■ REQUIRED ACTION 1
Decide whether each statement agrees with the court opinion below: (a) the jury found the defendant guilty on counts relating to a federal tax refund check; (b) the teller noted the defendant's license plate number as he drove away; (c) Richard Harris died before the defendant's trial began. Answer yes or no for each, quoting the words of the opinion that decide it.
■ REQUIRED ACTION 2
Using the court opinion below, answer these questions, one per line, marking each answer with its letter:
(a) In what city was the bank's drive-in facility?
(b) On what day of each month did Harris's social security check usually arrive?
(c) What prison term did the District Court impose on each count?

■ READING TEXT
The defendant, Irving Willie Tompkins, was indicted on two counts of violating 18 U.S.C. § 1708 (possession of government cheeks stolen from the United States mails) and on two counts of violating 18 U.S.C. § 495 (uttering and forging stolen government checks). The Honorable William C. Stuart, District Judge, Southern District of Iowa, dismissed one count of possession of a government check stolen from the mails and one count of uttering and forging a stolen government check, both counts relating to a federal tax refund check. The jury found defendant guilty of one count of violating 18 U.S.C. § 1708 and one count of violating 18 U.S.C. § 495, both counts relating to a United States Treasury social security check. The District Court sentenced defendant to five years imprisonment each on the two counts, the sentences to run concurrently.
On appeal, defendant raises two issues: (a) alleged error in admitting a United States Treasury claim form for the proceeds of a government check, as violative of the hearsay rule, and (b) violation of defendant’s Sixth Amendment’s right to confrontation by admission of the same form into evidence. We reject these arguments and affirm the judgment of conviction.
On April 4, 1972, the defendant drove into Central National Bank’s automobile drive-in facility, in Des Moines, Iowa, and presented a United States Treasury cheek (a social security check) payable to Richard Harris for payment. The teller cashed the check for the defendant, but on the back of it, wrote down an address given to her by the defendant and noted his 1972 Iowa license plate number as he drove away. The United States Secret Service traced the license plate number to its registrant, Maxine Frances Bumpus, with whom the defendant lived. The Bumpus’ residence was nearby the Harris’ home. Handwriting analysis established that the defendant signed Richard Harris’ name to the social security check, and a fingerprint of the defendant was on the check.
Richard Harris, the intended recipient of the check, did not receive his April, 1972, social security check (hereinafter check) which usually arrived on the third of each month. Richard Harris died on August 26, 1972, and the defendant’s trial commenced on February 5, 1973. Harris’ wife testified concerning the check and the Department of Treasury claim form (hereinafter form) alleged by defendant to be inadmissible due to the hearsay evidence rule.

■ RECORDS PROVIDED
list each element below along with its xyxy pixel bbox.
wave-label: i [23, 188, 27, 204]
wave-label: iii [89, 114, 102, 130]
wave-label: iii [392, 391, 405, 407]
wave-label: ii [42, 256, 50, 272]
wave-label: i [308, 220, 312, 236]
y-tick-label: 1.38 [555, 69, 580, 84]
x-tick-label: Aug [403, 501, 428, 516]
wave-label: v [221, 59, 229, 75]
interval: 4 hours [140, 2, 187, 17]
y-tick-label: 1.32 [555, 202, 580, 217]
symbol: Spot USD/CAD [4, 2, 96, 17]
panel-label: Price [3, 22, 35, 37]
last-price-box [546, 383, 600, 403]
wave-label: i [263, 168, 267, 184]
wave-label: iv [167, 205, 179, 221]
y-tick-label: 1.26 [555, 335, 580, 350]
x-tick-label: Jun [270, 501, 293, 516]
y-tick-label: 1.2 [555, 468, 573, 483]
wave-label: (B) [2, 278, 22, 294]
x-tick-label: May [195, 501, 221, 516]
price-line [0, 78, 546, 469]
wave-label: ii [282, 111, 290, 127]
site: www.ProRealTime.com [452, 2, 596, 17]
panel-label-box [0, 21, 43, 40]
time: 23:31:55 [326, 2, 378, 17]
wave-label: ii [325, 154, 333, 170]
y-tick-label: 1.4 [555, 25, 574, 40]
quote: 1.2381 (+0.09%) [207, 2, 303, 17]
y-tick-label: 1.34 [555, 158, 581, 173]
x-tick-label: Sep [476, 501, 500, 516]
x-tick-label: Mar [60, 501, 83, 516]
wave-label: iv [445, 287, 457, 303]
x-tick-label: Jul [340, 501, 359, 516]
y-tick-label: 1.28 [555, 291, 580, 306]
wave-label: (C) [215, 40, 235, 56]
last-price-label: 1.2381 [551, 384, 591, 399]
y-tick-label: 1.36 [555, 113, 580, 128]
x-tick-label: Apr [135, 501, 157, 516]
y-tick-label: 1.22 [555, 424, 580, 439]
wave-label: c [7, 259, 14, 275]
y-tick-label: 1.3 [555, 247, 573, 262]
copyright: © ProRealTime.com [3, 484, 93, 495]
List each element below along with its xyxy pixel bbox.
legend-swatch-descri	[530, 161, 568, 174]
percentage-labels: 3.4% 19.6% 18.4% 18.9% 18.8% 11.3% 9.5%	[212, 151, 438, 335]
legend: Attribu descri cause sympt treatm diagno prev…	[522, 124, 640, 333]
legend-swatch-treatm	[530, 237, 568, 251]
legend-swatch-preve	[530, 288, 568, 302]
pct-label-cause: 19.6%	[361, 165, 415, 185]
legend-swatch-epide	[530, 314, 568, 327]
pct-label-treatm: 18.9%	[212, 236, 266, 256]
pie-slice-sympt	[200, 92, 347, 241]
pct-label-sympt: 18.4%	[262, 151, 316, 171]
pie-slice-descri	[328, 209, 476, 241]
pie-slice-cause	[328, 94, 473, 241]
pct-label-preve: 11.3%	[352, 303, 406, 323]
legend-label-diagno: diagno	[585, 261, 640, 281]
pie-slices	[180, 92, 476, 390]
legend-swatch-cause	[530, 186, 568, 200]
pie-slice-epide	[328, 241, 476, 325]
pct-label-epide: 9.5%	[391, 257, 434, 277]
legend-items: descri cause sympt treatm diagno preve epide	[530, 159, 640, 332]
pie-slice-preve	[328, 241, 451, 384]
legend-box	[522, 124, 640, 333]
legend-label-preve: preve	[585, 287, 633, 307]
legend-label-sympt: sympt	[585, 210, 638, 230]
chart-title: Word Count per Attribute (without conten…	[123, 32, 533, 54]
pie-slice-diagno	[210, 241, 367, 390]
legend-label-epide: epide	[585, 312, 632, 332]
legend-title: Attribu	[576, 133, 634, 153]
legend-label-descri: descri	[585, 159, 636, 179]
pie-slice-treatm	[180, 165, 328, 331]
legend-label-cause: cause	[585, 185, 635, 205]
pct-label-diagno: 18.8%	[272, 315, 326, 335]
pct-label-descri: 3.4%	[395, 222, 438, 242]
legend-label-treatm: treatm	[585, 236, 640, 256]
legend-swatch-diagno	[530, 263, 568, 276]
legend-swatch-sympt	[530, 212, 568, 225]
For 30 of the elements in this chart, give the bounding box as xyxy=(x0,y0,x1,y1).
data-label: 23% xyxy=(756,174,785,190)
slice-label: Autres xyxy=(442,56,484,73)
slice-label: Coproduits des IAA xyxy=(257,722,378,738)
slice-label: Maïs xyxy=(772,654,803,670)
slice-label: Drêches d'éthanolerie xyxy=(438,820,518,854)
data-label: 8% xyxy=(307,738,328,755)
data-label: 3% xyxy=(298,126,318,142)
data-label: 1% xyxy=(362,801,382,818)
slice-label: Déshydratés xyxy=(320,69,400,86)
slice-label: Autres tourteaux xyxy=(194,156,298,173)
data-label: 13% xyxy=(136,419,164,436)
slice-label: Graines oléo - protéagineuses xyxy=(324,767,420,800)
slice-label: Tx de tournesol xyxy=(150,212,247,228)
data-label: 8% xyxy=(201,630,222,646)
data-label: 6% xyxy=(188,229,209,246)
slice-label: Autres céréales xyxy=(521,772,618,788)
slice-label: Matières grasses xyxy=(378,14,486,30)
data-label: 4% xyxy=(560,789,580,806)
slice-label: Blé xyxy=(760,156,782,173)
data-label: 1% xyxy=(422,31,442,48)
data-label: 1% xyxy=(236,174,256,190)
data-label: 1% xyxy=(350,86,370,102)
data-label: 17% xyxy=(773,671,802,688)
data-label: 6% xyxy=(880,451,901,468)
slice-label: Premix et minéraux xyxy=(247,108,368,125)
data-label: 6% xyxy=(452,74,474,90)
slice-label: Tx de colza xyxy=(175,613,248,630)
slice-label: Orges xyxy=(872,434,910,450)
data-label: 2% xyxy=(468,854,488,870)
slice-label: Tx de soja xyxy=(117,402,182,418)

■ WRITTEN ANSWER 1
(a) No: "both counts relating to a United States Treasury social security check."
(b) Yes: "noted his 1972 Iowa license plate number as he drove away"
(c) Yes: "Richard Harris died on August 26, 1972, and the defendant’s trial commenced on February 5, 1973."

■ WRITTEN ANSWER 2
(a) Des Moines, Iowa
(b) The third
(c) Five years on each count, to run concurrently